*Enunciado:* Repita na íntegra, sem nenhuma alteração, o trecho sobre a aprovação emergencial de vacinas contra a Covid-19.

*Trecho do documento:*

_ _ _ _ _ _ _

A médica oncologista e imunologista Nise Yamaguchi afirmou nesta terça-feira, 27, em entrevista ao programa Os Pingos nos Is, da Jovem Pan, que a aprovação emergencial de uma vacina contra a Covid-19 pode ser perigosa devido ao curto período de testes. Segundo ela, seria necessário um acompanhamento maior do que existe atualmente, principalmente para que efeitos colaterais tardios possam ser avaliados. “As vacinas estão sendo testadas há pouquíssimos meses, os efeitos imediatos estão bem descritos, mas é necessário tempo para que os efeitos colaterais tardios sejam mais estruturados. O imunizante precisa ser avaliado em relação à eficácia, não podemos liberar na emergência e depois se demonstrar isso ou aquilo”, afirmou. Atualmente, quatro vacinas no Brasil já foram autorizadas para desenvolvimento pela Agência Nacional de Vigilância Sanitária (Anvisa): a CoronaVac, a de Oxford, a da Pfizer + BioNTech, e a da Johnson & Johnson, sendo que as duas primeiras já estão em processo de análise final pelo mesmo órgão.

De acordo com Nise, é preciso cuidar da segurança dos pacientes, principalmente aqueles do grupo de risco, como idosos e portadores de doenças crônicas, que “não poderão se submeter a uma vacina que ainda não tem todo o tempo de evolução”. Ela lembrou que os testes até o momento estão sendo feitos em pessoas jovens e saudáveis. “Deveríamos esperar os testes em populações vulneráveis. Crianças também não poderiam ser vacinadas, porque nenhuma criança foi testada pra essa vacina ainda”, disse. A médica afirmou, ainda, que hoje há diversos tratamentos para as fases precoces, intermediárias, e até mesmo para os pacientes que estão internados em Unidades de Terapia Intensiva (UTIs). “Cada fase tem a sua devida atenção, e descobrimos que a Covid-19 não é tão mortal como se imaginava”, finalizou.

_ _ _ _ _ _ _

*Dados registrados:*
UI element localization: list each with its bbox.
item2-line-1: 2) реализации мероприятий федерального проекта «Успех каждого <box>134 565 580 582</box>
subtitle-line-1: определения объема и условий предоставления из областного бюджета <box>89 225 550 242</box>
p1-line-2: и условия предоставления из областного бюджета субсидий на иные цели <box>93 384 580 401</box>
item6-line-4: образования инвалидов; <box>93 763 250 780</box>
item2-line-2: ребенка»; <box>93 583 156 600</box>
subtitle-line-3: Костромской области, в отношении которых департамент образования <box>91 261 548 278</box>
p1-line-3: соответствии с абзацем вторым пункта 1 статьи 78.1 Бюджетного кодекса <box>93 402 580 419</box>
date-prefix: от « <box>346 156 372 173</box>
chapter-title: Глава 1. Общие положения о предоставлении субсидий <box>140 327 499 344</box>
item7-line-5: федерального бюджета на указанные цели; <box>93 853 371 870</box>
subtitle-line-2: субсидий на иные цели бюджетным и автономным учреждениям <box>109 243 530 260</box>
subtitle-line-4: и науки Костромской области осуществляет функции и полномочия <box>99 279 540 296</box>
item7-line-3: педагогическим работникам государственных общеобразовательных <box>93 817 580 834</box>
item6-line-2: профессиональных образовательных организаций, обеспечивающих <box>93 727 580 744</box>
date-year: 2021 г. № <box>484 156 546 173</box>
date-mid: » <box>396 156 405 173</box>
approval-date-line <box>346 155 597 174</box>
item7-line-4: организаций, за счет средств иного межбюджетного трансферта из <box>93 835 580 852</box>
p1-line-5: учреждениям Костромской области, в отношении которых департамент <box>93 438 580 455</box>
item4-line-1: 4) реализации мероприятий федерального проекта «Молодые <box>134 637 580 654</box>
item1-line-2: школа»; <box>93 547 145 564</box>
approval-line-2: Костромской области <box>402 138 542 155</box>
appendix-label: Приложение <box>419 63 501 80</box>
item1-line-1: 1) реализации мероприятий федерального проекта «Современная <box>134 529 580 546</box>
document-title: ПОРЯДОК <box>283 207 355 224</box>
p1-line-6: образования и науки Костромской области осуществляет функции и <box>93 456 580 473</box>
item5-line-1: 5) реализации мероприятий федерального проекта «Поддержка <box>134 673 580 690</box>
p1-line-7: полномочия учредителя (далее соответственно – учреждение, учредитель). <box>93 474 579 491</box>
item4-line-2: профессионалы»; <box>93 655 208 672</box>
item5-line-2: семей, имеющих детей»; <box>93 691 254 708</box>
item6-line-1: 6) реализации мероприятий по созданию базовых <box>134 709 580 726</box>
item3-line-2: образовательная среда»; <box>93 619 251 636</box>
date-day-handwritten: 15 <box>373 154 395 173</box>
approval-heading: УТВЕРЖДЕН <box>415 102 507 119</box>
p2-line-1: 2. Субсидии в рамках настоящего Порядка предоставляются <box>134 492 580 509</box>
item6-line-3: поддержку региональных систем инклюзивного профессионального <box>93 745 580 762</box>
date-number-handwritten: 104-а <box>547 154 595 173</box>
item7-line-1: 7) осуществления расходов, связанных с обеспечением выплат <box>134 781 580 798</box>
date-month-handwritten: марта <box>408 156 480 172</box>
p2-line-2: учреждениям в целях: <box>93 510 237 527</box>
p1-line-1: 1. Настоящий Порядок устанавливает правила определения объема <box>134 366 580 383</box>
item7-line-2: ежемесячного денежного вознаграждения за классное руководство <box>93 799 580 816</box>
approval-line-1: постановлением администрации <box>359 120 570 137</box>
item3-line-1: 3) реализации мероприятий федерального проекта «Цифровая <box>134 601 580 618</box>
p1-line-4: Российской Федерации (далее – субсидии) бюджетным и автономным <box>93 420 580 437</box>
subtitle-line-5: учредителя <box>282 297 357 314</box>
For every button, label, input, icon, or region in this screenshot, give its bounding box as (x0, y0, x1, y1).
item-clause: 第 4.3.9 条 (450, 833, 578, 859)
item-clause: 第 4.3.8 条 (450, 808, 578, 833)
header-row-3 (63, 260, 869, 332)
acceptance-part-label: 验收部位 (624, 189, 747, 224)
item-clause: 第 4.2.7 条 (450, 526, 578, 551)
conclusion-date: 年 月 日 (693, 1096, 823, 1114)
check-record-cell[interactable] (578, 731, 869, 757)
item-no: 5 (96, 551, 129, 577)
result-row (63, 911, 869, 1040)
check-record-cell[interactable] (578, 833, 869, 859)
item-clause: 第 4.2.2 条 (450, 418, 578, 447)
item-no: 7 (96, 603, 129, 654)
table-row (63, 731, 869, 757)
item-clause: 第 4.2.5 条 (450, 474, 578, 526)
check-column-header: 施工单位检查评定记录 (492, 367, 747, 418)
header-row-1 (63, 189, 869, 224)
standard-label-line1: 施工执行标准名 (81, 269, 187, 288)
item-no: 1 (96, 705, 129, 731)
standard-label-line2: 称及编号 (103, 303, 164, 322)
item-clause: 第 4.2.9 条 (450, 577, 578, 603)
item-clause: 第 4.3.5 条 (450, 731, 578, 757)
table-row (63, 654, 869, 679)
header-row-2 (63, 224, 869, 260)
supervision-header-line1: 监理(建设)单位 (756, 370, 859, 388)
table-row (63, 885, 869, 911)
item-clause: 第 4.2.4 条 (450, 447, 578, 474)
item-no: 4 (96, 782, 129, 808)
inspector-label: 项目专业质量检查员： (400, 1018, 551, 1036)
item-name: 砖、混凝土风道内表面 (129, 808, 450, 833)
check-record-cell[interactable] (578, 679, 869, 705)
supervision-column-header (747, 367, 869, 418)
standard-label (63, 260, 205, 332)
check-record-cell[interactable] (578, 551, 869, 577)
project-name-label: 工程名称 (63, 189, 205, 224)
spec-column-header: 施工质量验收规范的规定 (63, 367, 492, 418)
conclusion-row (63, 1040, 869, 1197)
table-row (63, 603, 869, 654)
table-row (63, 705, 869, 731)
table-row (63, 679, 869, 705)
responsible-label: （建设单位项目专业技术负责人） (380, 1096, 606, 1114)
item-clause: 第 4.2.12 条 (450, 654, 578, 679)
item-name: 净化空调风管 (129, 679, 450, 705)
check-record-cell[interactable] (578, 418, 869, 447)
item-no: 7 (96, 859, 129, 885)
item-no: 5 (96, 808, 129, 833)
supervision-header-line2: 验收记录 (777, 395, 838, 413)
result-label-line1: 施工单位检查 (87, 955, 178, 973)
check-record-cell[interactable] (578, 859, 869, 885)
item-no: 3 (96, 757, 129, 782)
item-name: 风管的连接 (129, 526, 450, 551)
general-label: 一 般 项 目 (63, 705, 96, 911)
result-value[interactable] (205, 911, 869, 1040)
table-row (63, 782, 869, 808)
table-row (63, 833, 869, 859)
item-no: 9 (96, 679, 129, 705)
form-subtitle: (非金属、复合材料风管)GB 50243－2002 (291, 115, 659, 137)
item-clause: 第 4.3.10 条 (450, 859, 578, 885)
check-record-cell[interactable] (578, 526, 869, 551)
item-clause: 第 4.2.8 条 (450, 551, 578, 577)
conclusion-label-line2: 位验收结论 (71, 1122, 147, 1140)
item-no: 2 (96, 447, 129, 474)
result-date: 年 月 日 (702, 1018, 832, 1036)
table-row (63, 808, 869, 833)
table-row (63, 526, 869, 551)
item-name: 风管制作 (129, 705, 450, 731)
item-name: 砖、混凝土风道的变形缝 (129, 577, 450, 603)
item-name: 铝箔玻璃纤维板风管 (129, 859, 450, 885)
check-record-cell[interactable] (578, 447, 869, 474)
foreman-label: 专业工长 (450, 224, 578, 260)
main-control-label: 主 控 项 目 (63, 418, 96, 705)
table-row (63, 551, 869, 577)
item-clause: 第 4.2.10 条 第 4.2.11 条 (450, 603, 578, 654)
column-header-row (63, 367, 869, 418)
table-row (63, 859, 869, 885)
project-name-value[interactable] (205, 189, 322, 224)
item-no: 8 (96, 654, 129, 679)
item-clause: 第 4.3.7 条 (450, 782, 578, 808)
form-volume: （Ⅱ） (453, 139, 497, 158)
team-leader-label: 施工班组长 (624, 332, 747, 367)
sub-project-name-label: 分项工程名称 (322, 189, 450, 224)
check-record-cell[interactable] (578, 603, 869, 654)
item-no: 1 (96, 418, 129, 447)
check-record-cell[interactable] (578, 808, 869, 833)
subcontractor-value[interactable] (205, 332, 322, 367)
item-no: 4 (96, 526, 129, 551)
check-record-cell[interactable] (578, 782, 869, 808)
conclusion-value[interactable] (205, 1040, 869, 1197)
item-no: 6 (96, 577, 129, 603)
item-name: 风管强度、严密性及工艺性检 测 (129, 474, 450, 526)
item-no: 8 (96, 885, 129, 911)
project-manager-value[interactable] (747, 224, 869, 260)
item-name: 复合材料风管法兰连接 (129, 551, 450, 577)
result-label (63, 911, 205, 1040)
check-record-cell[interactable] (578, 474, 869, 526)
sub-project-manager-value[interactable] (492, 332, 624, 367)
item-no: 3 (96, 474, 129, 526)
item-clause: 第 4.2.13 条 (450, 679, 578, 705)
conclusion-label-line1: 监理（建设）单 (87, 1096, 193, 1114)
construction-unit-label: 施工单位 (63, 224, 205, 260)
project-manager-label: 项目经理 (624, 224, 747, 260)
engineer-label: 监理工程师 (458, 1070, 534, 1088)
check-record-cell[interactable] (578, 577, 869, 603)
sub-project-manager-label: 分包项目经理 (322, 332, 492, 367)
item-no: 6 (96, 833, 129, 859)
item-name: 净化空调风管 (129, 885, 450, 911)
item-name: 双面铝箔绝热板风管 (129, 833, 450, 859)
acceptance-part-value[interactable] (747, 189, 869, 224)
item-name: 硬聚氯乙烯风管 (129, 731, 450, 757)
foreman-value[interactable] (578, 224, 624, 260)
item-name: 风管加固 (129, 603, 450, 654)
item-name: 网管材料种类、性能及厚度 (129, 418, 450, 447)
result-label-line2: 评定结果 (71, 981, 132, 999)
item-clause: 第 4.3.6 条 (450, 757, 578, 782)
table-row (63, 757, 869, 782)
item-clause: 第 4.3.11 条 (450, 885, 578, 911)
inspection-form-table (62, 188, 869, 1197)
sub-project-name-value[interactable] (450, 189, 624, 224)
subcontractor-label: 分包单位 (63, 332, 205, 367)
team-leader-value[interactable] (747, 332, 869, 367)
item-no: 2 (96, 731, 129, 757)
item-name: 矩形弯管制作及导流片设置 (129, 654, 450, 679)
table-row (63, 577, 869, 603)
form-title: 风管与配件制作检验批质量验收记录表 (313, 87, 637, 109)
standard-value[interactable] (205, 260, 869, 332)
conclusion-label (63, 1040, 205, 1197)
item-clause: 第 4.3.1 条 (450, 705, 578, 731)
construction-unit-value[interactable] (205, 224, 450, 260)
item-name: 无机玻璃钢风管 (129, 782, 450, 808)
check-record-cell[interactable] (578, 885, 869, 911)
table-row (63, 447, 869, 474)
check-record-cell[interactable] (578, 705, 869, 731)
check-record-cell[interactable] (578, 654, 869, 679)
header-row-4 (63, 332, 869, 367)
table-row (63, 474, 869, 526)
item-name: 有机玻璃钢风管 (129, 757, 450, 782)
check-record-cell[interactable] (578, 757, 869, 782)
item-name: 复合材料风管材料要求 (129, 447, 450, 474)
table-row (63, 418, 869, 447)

_ _ _ _ _ _ _

*Resolução:*
A médica oncologista e imunologista Nise Yamaguchi afirmou nesta terça-feira, 27, em entrevista ao programa Os Pingos nos Is, da Jovem Pan, que a aprovação emergencial de uma vacina contra a Covid-19 pode ser perigosa devido ao curto período de testes. Segundo ela, seria necessário um acompanhamento maior do que existe atualmente, principalmente para que efeitos colaterais tardios possam ser avaliados. “As vacinas estão sendo testadas há pouquíssimos meses, os efeitos imediatos estão bem descritos, mas é necessário tempo para que os efeitos colaterais tardios sejam mais estruturados. O imunizante precisa ser avaliado em relação à eficácia, não podemos liberar na emergência e depois se demonstrar isso ou aquilo”, afirmou. Atualmente, quatro vacinas no Brasil já foram autorizadas para desenvolvimento pela Agência Nacional de Vigilância Sanitária (Anvisa): a CoronaVac, a de Oxford, a da Pfizer + BioNTech, e a da Johnson & Johnson, sendo que as duas primeiras já estão em processo de análise final pelo mesmo órgão.

De acordo com Nise, é preciso cuidar da segurança dos pacientes, principalmente aqueles do grupo de risco, como idosos e portadores de doenças crônicas, que “não poderão se submeter a uma vacina que ainda não tem todo o tempo de evolução”. Ela lembrou que os testes até o momento estão sendo feitos em pessoas jovens e saudáveis. “Deveríamos esperar os testes em populações vulneráveis. Crianças também não poderiam ser vacinadas, porque nenhuma criança foi testada pra essa vacina ainda”, disse. A médica afirmou, ainda, que hoje há diversos tratamentos para as fases precoces, intermediárias, e até mesmo para os pacientes que estão internados em Unidades de Terapia Intensiva (UTIs). “Cada fase tem a sua devida atenção, e descobrimos que a Covid-19 não é tão mortal como se imaginava”, finalizou.